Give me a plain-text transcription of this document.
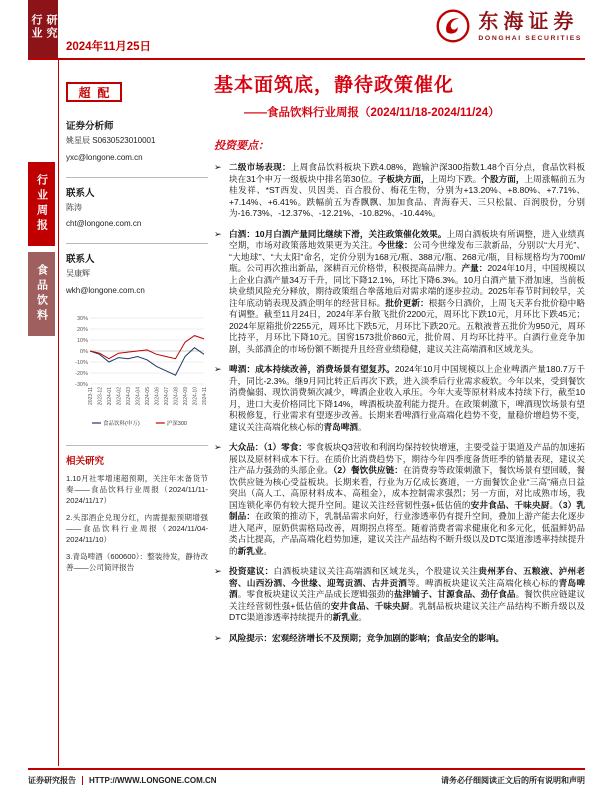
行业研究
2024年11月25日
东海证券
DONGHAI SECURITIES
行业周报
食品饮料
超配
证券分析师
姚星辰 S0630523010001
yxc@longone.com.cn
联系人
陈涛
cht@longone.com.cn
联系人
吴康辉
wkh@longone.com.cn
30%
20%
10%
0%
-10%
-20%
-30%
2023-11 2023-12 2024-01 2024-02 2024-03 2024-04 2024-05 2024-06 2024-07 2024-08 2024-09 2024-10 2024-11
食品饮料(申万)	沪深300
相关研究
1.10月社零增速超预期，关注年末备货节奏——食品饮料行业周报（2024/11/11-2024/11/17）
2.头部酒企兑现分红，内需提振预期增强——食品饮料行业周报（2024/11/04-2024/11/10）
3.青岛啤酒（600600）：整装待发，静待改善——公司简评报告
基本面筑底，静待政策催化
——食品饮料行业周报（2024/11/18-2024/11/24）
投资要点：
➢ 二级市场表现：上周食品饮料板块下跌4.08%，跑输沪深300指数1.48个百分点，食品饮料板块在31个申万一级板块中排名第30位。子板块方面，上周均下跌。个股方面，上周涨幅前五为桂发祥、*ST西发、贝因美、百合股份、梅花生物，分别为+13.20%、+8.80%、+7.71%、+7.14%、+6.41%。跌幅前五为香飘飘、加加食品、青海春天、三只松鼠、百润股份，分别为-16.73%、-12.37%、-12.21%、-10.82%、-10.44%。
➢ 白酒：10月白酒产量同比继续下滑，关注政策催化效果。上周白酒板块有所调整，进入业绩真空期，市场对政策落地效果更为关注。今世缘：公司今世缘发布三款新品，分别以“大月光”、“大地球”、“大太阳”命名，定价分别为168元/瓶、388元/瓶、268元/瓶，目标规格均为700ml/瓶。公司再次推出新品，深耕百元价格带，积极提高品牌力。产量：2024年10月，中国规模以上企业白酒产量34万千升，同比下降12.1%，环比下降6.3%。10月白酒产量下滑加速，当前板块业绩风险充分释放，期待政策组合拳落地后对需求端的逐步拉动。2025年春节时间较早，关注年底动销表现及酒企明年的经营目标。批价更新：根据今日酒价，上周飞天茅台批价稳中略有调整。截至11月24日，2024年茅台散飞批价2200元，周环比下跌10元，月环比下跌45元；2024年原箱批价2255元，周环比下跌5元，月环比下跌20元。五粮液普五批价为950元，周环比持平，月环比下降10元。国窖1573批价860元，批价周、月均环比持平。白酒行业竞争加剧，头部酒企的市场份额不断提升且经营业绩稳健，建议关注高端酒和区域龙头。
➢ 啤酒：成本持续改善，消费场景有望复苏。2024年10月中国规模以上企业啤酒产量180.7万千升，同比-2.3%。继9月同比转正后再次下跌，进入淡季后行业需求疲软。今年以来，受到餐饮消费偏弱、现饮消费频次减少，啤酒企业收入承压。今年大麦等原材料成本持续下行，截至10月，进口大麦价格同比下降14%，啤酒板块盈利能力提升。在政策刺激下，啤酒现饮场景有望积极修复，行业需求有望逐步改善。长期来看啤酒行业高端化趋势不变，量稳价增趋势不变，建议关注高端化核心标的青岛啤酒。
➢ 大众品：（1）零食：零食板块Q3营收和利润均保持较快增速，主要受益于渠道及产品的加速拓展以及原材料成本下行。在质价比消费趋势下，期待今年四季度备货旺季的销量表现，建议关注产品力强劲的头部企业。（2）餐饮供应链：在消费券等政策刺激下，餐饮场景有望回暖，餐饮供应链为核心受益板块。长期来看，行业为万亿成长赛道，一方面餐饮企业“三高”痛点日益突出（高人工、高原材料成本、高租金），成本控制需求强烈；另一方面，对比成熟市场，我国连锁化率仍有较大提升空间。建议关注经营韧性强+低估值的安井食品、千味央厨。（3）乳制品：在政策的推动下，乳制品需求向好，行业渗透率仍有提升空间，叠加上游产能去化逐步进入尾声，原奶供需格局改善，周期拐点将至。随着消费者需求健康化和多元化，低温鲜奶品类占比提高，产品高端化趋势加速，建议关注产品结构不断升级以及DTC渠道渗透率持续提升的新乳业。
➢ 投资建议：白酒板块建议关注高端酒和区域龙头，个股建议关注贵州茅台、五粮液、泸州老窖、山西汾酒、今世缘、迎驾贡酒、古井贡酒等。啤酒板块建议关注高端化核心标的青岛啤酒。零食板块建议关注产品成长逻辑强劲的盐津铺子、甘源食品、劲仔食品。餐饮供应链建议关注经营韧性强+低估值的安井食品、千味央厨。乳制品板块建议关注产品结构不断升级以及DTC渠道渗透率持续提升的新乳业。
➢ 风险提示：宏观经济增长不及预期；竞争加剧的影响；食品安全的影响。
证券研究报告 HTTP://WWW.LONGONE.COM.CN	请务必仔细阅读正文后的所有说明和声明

__EXERCISE BRIEF__.
Work out the number of lines above that include the string "低估值的安井食品" and write only that number.

__OUTPUT BELOW__.
2